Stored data
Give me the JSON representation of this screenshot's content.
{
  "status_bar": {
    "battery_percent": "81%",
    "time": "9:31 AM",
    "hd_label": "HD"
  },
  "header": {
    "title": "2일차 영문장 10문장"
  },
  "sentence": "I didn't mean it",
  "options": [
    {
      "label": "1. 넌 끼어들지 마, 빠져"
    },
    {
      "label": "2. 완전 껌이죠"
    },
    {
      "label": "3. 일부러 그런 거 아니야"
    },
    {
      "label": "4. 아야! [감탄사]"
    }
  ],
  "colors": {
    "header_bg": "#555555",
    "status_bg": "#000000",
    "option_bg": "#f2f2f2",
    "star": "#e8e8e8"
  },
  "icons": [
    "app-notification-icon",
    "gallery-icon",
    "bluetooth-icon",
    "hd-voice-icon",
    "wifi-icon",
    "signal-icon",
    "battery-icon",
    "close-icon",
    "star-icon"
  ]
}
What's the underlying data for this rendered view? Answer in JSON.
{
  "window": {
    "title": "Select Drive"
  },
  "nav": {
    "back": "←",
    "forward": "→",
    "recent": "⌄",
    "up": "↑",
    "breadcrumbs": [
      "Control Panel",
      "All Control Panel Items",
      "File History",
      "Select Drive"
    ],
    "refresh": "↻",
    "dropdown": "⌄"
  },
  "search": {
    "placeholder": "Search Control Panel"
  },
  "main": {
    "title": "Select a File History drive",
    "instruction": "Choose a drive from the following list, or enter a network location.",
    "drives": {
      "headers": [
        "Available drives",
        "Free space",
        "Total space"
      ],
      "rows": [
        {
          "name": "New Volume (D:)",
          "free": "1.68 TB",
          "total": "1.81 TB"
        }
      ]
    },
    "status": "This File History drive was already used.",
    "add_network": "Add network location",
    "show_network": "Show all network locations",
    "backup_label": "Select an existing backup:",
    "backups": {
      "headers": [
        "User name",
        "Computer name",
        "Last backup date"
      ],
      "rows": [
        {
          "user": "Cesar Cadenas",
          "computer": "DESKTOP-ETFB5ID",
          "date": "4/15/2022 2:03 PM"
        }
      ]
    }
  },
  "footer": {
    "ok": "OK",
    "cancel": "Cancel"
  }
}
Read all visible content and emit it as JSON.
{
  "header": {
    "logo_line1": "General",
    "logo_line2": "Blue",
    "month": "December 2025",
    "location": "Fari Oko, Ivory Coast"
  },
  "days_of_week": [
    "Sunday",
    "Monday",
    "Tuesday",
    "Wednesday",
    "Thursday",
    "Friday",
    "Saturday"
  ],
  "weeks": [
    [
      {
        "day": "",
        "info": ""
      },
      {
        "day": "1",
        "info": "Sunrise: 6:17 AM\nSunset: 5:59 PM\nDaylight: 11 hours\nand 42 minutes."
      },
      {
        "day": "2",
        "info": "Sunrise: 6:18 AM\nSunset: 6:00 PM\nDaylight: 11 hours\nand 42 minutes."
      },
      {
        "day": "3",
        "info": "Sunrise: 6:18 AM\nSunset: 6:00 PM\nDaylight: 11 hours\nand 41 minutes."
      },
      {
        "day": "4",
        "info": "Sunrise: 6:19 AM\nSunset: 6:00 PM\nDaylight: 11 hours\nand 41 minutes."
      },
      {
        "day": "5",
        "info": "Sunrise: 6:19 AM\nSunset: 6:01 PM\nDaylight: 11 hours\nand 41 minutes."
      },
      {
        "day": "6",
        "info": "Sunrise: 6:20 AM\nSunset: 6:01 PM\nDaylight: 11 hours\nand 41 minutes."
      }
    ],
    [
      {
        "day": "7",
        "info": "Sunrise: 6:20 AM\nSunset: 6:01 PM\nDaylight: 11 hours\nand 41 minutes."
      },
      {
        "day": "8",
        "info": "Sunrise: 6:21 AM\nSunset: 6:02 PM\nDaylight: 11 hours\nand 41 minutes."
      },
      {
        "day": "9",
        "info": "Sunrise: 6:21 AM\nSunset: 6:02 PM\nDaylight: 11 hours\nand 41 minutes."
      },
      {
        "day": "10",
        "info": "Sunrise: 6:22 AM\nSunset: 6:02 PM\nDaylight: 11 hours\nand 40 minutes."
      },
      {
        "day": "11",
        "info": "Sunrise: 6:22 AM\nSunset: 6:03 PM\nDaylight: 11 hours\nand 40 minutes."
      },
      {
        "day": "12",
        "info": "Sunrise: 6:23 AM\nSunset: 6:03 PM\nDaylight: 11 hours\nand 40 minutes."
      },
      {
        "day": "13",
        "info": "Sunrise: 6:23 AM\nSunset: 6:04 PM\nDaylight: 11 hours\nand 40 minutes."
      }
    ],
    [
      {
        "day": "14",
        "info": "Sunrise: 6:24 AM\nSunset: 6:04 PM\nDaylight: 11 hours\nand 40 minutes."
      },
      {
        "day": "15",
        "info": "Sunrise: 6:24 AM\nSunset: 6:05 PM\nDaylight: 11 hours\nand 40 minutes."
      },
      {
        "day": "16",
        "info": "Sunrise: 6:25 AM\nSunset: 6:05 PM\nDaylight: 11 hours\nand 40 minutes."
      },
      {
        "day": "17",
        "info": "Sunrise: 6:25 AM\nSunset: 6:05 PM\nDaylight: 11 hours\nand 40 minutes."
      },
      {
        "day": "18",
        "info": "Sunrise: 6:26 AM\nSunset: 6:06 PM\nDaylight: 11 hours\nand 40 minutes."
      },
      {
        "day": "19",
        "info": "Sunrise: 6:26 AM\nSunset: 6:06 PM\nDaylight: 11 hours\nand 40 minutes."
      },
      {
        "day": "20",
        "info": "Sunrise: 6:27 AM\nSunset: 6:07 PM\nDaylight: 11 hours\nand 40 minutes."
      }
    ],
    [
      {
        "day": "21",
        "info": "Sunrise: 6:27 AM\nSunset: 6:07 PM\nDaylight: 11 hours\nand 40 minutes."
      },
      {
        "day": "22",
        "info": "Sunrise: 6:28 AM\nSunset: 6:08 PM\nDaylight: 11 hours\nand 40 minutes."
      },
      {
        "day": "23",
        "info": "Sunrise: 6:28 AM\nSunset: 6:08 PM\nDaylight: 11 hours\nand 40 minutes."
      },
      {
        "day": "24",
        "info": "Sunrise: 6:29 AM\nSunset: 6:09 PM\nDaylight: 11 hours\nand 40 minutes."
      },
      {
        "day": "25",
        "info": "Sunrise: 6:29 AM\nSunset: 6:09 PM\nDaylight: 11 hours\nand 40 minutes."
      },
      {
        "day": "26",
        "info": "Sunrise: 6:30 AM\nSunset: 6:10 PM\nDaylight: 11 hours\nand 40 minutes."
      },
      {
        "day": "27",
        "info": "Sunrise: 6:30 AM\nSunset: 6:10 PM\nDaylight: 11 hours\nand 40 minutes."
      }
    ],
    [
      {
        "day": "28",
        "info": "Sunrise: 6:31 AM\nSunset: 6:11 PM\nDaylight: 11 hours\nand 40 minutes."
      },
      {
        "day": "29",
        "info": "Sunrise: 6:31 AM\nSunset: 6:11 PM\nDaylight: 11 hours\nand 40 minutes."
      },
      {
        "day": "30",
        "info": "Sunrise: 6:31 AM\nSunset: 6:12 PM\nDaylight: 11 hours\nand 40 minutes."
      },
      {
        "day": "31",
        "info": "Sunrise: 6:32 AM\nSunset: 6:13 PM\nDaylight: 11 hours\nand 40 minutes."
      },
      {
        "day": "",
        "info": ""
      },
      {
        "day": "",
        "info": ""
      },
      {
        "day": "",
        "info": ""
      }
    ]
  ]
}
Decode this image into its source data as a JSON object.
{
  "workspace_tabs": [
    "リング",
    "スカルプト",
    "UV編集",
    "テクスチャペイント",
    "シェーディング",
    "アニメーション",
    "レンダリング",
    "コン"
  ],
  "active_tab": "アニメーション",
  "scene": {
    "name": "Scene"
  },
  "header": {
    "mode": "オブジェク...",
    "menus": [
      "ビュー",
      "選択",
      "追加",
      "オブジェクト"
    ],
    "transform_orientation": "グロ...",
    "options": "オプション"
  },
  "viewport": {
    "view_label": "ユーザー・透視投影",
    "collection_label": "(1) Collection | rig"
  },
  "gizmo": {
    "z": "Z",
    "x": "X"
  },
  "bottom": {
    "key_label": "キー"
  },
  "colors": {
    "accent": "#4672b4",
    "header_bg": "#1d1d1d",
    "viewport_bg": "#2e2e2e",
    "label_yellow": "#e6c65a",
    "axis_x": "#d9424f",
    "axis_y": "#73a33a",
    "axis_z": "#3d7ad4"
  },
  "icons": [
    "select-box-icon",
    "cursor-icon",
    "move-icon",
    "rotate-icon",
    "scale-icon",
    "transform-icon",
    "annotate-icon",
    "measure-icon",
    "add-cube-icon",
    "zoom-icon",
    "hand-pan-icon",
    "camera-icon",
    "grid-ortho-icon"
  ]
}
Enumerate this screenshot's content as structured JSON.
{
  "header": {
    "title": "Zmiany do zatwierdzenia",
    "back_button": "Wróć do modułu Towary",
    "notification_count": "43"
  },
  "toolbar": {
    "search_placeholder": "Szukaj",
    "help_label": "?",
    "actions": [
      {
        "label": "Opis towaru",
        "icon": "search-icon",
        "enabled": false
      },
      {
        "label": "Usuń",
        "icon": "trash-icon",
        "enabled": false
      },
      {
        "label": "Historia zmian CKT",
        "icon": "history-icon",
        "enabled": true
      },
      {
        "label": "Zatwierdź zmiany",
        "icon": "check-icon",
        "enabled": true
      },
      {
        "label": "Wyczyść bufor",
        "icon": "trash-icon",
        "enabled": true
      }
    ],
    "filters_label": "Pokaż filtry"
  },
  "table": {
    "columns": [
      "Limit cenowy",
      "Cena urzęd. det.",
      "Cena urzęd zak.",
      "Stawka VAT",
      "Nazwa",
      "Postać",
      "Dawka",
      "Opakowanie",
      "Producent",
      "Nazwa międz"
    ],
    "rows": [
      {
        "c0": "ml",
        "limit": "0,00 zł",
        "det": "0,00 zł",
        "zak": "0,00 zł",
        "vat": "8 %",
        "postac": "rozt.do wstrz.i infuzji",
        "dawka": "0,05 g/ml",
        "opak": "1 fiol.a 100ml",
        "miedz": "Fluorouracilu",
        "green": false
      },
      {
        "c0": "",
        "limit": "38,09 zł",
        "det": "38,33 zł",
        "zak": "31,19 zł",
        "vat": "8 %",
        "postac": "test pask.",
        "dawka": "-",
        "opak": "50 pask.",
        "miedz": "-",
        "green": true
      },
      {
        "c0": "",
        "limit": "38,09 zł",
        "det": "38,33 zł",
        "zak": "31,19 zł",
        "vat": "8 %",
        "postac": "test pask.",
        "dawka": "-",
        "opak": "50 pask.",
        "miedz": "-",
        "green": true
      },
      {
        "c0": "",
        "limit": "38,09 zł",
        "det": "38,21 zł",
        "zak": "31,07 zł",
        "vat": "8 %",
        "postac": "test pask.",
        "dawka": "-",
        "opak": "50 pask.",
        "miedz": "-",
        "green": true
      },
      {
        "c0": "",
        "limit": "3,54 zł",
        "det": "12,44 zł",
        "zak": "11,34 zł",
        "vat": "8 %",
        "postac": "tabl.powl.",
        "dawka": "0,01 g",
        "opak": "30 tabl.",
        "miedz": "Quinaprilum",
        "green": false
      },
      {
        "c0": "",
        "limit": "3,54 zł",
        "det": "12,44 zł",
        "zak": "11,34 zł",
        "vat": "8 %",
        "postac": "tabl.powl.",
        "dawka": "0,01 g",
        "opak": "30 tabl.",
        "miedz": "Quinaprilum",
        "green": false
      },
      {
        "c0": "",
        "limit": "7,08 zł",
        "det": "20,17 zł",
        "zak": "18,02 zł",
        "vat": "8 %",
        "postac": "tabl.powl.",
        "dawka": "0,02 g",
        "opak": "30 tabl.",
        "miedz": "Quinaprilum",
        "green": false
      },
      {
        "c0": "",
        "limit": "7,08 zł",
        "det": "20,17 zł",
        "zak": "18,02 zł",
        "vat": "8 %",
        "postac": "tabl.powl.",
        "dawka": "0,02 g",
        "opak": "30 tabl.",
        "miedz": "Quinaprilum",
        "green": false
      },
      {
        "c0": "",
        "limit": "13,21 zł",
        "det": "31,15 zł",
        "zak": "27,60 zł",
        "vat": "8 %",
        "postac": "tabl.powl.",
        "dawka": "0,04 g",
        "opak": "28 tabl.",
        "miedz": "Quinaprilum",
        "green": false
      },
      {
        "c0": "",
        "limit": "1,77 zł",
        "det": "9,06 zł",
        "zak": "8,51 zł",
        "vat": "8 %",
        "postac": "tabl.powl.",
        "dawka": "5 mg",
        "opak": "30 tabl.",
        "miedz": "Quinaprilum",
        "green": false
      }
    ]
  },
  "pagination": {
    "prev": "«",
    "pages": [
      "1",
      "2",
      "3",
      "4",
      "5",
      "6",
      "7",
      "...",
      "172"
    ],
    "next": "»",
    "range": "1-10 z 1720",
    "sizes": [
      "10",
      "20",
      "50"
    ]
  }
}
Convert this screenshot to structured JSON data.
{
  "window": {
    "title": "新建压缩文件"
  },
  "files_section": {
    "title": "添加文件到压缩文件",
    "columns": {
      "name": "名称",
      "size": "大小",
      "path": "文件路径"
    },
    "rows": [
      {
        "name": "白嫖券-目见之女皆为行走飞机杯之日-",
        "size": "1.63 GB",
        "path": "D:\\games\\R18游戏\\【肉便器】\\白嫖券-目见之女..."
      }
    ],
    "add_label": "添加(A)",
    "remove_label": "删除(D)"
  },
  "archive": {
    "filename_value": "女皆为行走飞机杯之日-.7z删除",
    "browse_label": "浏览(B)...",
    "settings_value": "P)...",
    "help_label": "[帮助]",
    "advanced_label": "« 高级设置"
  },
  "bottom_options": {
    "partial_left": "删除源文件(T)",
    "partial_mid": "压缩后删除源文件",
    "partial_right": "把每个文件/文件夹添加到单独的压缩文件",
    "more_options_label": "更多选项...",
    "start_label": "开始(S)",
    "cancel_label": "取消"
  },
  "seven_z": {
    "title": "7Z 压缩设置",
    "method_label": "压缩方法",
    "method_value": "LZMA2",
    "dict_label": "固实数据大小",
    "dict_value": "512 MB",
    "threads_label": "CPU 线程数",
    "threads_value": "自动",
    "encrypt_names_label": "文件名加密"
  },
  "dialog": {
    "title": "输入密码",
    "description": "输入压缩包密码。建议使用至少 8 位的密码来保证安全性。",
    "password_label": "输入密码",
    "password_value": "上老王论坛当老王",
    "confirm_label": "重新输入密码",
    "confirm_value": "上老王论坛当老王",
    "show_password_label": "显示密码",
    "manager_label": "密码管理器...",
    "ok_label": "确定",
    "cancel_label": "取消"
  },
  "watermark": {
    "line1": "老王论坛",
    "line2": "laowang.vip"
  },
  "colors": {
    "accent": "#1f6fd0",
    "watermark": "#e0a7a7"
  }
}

- Direction: Find the word "title" in the entries above and gather every line that holds it.

- Complete response:
    "title": "2일차 영문장 10문장"
    "title": "Select Drive"
    "title": "Select a File History drive",
    "title": "Zmiany do zatwierdzenia",
    "title": "新建压缩文件"
    "title": "添加文件到压缩文件",
    "title": "7Z 压缩设置",
    "title": "输入密码",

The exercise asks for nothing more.